# WHAT YOU NEED TO DO:
Copy the lines of the listing word for word, beginning at the line that contains "x-tick-label: 1984 xyxy=(147,278,161,305)" and ending after the line that contains "x-tick-label: 1982 xyxy=(124,278,138,305)".

# SUPPLIED INFORMATION:
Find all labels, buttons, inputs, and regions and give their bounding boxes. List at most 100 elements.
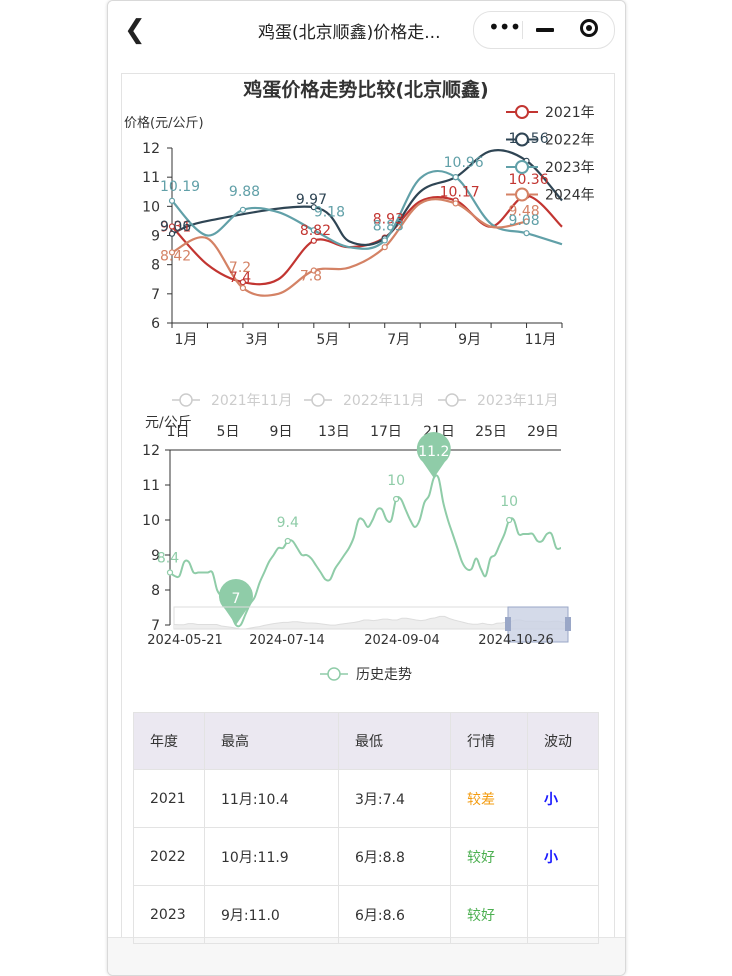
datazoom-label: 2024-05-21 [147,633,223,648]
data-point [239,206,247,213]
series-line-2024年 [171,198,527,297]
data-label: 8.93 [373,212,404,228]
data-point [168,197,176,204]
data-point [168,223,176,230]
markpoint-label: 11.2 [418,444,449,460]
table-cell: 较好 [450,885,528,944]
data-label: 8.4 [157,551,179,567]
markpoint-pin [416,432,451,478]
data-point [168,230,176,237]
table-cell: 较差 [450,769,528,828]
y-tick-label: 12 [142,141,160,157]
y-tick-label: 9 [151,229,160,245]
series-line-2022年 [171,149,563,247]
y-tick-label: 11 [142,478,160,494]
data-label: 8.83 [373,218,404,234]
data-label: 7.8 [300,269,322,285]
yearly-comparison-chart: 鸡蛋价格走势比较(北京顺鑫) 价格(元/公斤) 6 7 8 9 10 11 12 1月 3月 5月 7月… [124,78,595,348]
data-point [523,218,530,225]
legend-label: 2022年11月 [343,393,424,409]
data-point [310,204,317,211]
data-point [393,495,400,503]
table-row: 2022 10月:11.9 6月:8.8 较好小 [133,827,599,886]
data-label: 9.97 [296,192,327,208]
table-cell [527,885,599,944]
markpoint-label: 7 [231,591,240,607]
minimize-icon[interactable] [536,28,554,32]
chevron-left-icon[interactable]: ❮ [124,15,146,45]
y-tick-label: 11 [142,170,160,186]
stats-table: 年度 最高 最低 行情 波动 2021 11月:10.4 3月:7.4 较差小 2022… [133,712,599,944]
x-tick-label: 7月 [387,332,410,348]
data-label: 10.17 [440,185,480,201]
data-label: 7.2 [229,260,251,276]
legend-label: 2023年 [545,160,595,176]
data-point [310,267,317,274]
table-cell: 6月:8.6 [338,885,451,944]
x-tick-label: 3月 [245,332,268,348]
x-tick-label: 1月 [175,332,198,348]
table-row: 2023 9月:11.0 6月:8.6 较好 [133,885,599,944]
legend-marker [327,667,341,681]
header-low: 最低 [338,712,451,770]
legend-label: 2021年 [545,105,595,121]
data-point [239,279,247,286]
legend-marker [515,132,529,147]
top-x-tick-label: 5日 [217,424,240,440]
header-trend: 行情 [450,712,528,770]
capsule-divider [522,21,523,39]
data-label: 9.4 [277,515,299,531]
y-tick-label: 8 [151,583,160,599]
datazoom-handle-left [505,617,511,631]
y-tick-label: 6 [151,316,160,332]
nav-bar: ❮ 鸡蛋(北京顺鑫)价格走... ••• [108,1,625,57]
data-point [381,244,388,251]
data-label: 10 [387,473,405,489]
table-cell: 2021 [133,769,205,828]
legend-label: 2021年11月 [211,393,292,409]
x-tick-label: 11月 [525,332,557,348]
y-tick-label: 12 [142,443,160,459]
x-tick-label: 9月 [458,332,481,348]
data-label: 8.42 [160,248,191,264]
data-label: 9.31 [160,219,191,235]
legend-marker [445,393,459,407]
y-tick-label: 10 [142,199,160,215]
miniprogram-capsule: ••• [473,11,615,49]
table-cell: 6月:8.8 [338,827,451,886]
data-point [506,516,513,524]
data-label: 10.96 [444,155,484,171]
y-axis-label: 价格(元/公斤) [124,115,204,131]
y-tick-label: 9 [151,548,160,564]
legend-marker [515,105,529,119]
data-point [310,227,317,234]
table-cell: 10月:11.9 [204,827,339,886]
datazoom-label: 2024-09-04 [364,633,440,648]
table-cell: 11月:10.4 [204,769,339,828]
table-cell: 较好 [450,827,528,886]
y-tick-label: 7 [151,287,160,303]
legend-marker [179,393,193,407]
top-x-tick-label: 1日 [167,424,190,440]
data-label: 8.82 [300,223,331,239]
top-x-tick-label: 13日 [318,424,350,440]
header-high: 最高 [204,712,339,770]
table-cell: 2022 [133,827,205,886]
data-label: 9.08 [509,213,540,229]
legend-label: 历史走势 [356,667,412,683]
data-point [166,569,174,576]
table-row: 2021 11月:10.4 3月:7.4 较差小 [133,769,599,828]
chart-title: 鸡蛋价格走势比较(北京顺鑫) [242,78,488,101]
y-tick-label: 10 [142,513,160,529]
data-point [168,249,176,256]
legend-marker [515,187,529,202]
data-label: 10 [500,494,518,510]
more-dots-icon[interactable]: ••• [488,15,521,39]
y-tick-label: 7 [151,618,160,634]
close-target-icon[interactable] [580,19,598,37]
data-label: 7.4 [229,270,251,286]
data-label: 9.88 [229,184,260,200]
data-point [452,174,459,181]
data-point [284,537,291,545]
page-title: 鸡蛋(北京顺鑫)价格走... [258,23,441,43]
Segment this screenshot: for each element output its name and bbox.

---

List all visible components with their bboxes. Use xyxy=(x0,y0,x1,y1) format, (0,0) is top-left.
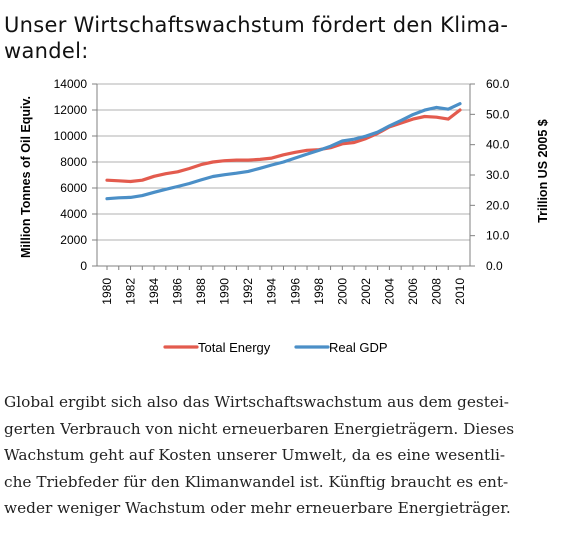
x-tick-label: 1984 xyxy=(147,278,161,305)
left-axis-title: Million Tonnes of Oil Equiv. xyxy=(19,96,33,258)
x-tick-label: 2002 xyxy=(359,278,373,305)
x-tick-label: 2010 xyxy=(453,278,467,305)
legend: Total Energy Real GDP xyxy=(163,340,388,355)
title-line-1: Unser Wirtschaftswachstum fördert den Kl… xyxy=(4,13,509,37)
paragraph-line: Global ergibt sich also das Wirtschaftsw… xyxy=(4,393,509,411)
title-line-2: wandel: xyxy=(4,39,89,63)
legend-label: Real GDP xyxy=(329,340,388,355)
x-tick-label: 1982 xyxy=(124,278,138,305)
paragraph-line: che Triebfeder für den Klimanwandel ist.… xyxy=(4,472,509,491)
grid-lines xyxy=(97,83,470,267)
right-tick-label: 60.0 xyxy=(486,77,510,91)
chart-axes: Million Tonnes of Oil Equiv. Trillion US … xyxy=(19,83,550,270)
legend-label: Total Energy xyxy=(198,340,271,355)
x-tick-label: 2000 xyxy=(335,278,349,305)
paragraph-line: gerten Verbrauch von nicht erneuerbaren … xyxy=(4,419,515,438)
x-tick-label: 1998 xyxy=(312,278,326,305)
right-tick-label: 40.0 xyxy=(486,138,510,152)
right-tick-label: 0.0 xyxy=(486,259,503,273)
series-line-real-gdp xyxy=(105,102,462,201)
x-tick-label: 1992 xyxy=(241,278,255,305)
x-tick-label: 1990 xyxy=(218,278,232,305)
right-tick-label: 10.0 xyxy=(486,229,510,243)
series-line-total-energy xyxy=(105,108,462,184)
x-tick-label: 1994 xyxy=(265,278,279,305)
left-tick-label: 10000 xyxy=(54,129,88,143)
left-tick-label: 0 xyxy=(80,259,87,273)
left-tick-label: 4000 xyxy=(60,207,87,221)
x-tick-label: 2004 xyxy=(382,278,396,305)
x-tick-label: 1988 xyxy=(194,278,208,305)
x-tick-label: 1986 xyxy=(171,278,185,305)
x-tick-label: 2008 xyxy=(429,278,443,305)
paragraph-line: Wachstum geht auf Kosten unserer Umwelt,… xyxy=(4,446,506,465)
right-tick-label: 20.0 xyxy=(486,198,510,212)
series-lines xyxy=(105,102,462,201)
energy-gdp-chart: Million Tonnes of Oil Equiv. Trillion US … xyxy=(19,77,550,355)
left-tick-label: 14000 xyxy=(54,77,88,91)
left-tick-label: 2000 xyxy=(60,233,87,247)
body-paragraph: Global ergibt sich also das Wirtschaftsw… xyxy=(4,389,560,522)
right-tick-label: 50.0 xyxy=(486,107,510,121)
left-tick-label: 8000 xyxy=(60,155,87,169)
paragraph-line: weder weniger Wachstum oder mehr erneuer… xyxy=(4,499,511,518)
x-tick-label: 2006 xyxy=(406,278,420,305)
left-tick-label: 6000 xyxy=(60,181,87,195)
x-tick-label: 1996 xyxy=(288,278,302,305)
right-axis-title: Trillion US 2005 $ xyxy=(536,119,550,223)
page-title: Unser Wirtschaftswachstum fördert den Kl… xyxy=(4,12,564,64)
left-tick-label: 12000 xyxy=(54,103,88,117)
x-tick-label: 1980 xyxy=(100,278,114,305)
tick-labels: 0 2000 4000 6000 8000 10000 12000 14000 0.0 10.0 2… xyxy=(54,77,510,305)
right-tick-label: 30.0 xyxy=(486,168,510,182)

# RESPONSE TO THIS TASK:
x-tick-label: 1984 xyxy=(147,278,161,305)
left-axis-title: Million Tonnes of Oil Equiv. xyxy=(19,96,33,258)
x-tick-label: 2002 xyxy=(359,278,373,305)
x-tick-label: 2010 xyxy=(453,278,467,305)
legend: Total Energy Real GDP xyxy=(163,340,388,355)
title-line-1: Unser Wirtschaftswachstum fördert den Kl… xyxy=(4,13,509,37)
paragraph-line: Global ergibt sich also das Wirtschaftsw… xyxy=(4,393,509,411)
title-line-2: wandel: xyxy=(4,39,89,63)
legend-label: Real GDP xyxy=(329,340,388,355)
x-tick-label: 1982 xyxy=(124,278,138,305)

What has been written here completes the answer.